→ **Goal of the exercise**: Please retype the records below exactly, leaving out any pictures.

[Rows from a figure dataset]
● ● ● ● ●

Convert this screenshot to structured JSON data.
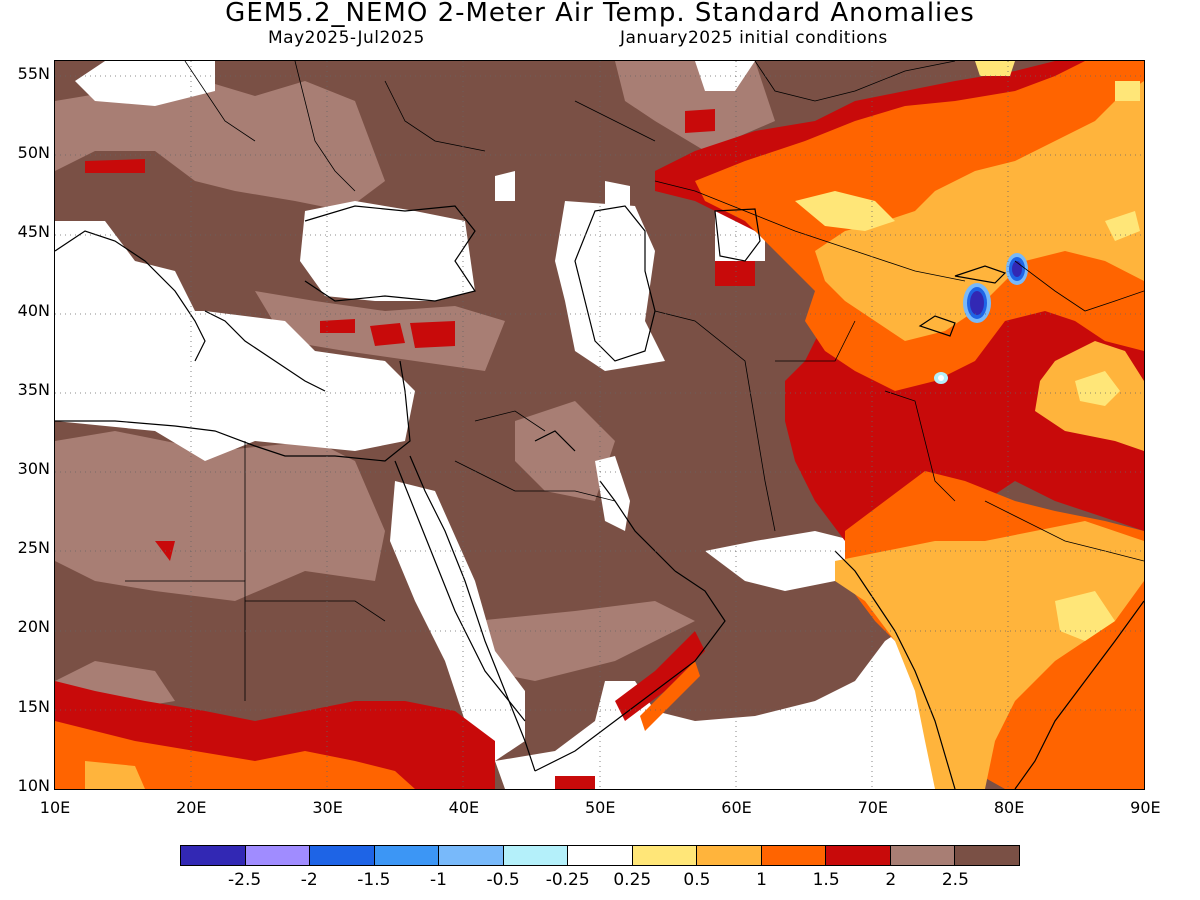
{
  "header": {
    "title": "GEM5.2_NEMO 2-Meter Air Temp. Standard Anomalies",
    "period": "May2025-Jul2025",
    "init": "January2025 initial conditions"
  },
  "map": {
    "lat_labels": [
      "55N",
      "50N",
      "45N",
      "40N",
      "35N",
      "30N",
      "25N",
      "20N",
      "15N",
      "10N"
    ],
    "lon_labels": [
      "10E",
      "20E",
      "30E",
      "40E",
      "50E",
      "60E",
      "70E",
      "80E",
      "90E"
    ],
    "lon_range": [
      10,
      90
    ],
    "lat_range": [
      10,
      56
    ],
    "grid": "dotted"
  },
  "legend": {
    "colors": [
      "#3228b4",
      "#a08cff",
      "#1e64e6",
      "#3c96f5",
      "#78b9fa",
      "#b4f0fa",
      "#ffffff",
      "#ffe678",
      "#ffb43c",
      "#ff6400",
      "#c80a0a",
      "#a87e74",
      "#7a5045"
    ],
    "labels": [
      "-2.5",
      "-2",
      "-1.5",
      "-1",
      "-0.5",
      "-0.25",
      "0.25",
      "0.5",
      "1",
      "1.5",
      "2",
      "2.5"
    ]
  },
  "colors": {
    "brown_dark": "#7a5045",
    "brown_light": "#a87e74",
    "red": "#c80a0a",
    "orange": "#ff6400",
    "light_orange": "#ffb43c",
    "yellow": "#ffe678",
    "blue": "#1e64e6",
    "violet": "#3228b4"
  }
}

● ● ● ● ●

→ **Solved exercise**:
Convert this screenshot to structured JSON data.
{
  "header": {
    "title": "GEM5.2_NEMO 2-Meter Air Temp. Standard Anomalies",
    "period": "May2025-Jul2025",
    "init": "January2025 initial conditions"
  },
  "map": {
    "lat_labels": [
      "55N",
      "50N",
      "45N",
      "40N",
      "35N",
      "30N",
      "25N",
      "20N",
      "15N",
      "10N"
    ],
    "lon_labels": [
      "10E",
      "20E",
      "30E",
      "40E",
      "50E",
      "60E",
      "70E",
      "80E",
      "90E"
    ],
    "lon_range": [
      10,
      90
    ],
    "lat_range": [
      10,
      56
    ],
    "grid": "dotted"
  },
  "legend": {
    "colors": [
      "#3228b4",
      "#a08cff",
      "#1e64e6",
      "#3c96f5",
      "#78b9fa",
      "#b4f0fa",
      "#ffffff",
      "#ffe678",
      "#ffb43c",
      "#ff6400",
      "#c80a0a",
      "#a87e74",
      "#7a5045"
    ],
    "labels": [
      "-2.5",
      "-2",
      "-1.5",
      "-1",
      "-0.5",
      "-0.25",
      "0.25",
      "0.5",
      "1",
      "1.5",
      "2",
      "2.5"
    ]
  },
  "colors": {
    "brown_dark": "#7a5045",
    "brown_light": "#a87e74",
    "red": "#c80a0a",
    "orange": "#ff6400",
    "light_orange": "#ffb43c",
    "yellow": "#ffe678",
    "blue": "#1e64e6",
    "violet": "#3228b4"
  }
}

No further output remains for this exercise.